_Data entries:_
************

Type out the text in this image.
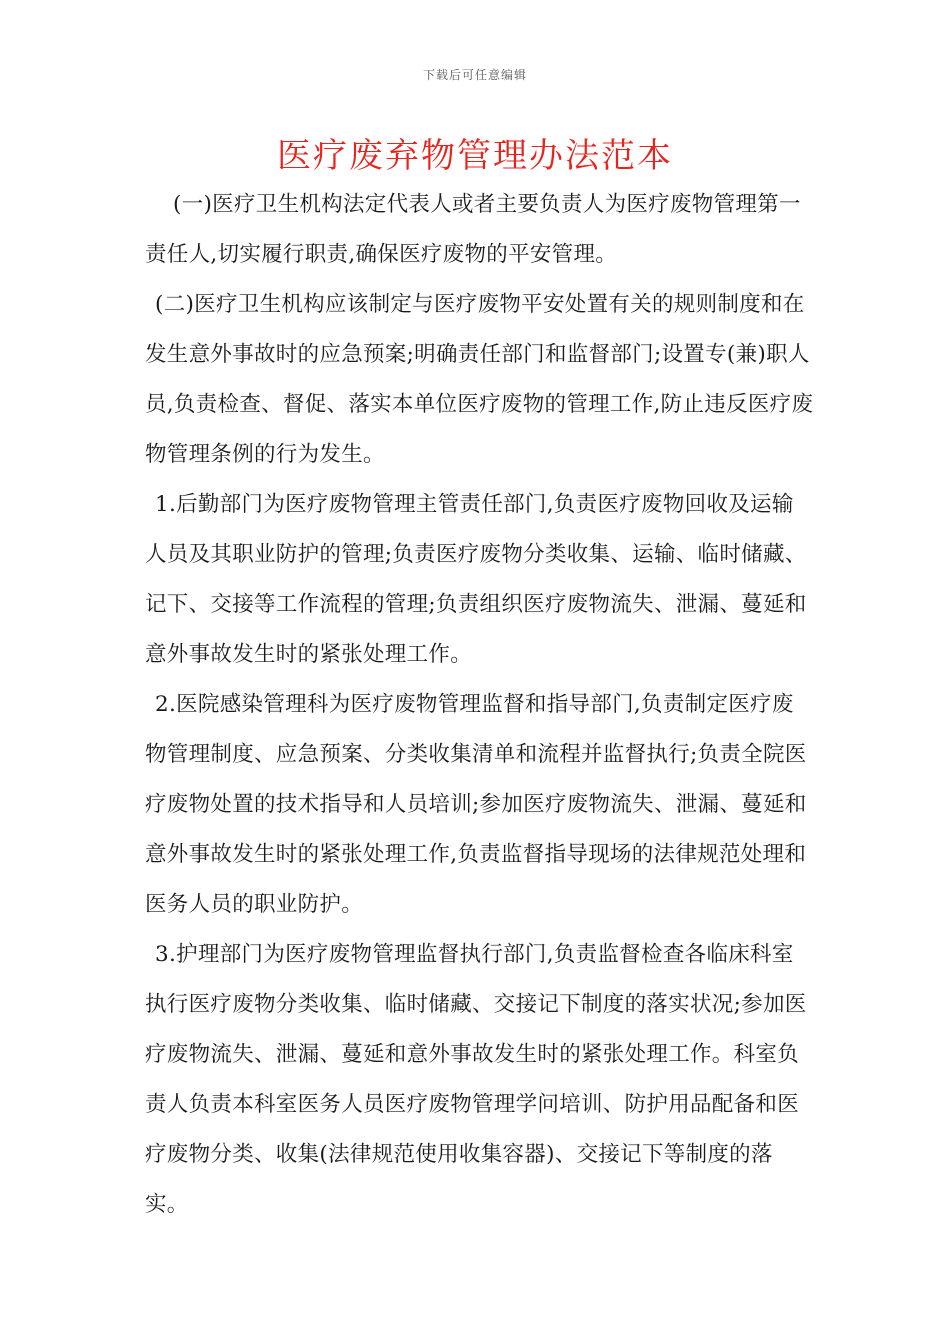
下载后可任意编辑
医疗废弃物管理办法范本

(一)医疗卫生机构法定代表人或者主要负责人为医疗废物管理第一责任人,切实履行职责,确保医疗废物的平安管理。

(二)医疗卫生机构应该制定与医疗废物平安处置有关的规则制度和在发生意外事故时的应急预案;明确责任部门和监督部门;设置专(兼)职人员,负责检查、督促、落实本单位医疗废物的管理工作,防止违反医疗废物管理条例的行为发生。

1.后勤部门为医疗废物管理主管责任部门,负责医疗废物回收及运输人员及其职业防护的管理;负责医疗废物分类收集、运输、临时储藏、记下、交接等工作流程的管理;负责组织医疗废物流失、泄漏、蔓延和意外事故发生时的紧张处理工作。

2.医院感染管理科为医疗废物管理监督和指导部门,负责制定医疗废物管理制度、应急预案、分类收集清单和流程并监督执行;负责全院医疗废物处置的技术指导和人员培训;参加医疗废物流失、泄漏、蔓延和意外事故发生时的紧张处理工作,负责监督指导现场的法律规范处理和医务人员的职业防护。

3.护理部门为医疗废物管理监督执行部门,负责监督检查各临床科室执行医疗废物分类收集、临时储藏、交接记下制度的落实状况;参加医疗废物流失、泄漏、蔓延和意外事故发生时的紧张处理工作。科室负责人负责本科室医务人员医疗废物管理学问培训、防护用品配备和医疗废物分类、收集(法律规范使用收集容器)、交接记下等制度的落实。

************

_Exercise brief:_ Copy the records exactly. Skip the pictures.

_Written answer:_
Type out the text in this image.
下载后可任意编辑
医疗废弃物管理办法范本

(一)医疗卫生机构法定代表人或者主要负责人为医疗废物管理第一责任人,切实履行职责,确保医疗废物的平安管理。

(二)医疗卫生机构应该制定与医疗废物平安处置有关的规则制度和在发生意外事故时的应急预案;明确责任部门和监督部门;设置专(兼)职人员,负责检查、督促、落实本单位医疗废物的管理工作,防止违反医疗废物管理条例的行为发生。

1.后勤部门为医疗废物管理主管责任部门,负责医疗废物回收及运输人员及其职业防护的管理;负责医疗废物分类收集、运输、临时储藏、记下、交接等工作流程的管理;负责组织医疗废物流失、泄漏、蔓延和意外事故发生时的紧张处理工作。

2.医院感染管理科为医疗废物管理监督和指导部门,负责制定医疗废物管理制度、应急预案、分类收集清单和流程并监督执行;负责全院医疗废物处置的技术指导和人员培训;参加医疗废物流失、泄漏、蔓延和意外事故发生时的紧张处理工作,负责监督指导现场的法律规范处理和医务人员的职业防护。

3.护理部门为医疗废物管理监督执行部门,负责监督检查各临床科室执行医疗废物分类收集、临时储藏、交接记下制度的落实状况;参加医疗废物流失、泄漏、蔓延和意外事故发生时的紧张处理工作。科室负责人负责本科室医务人员医疗废物管理学问培训、防护用品配备和医疗废物分类、收集(法律规范使用收集容器)、交接记下等制度的落实。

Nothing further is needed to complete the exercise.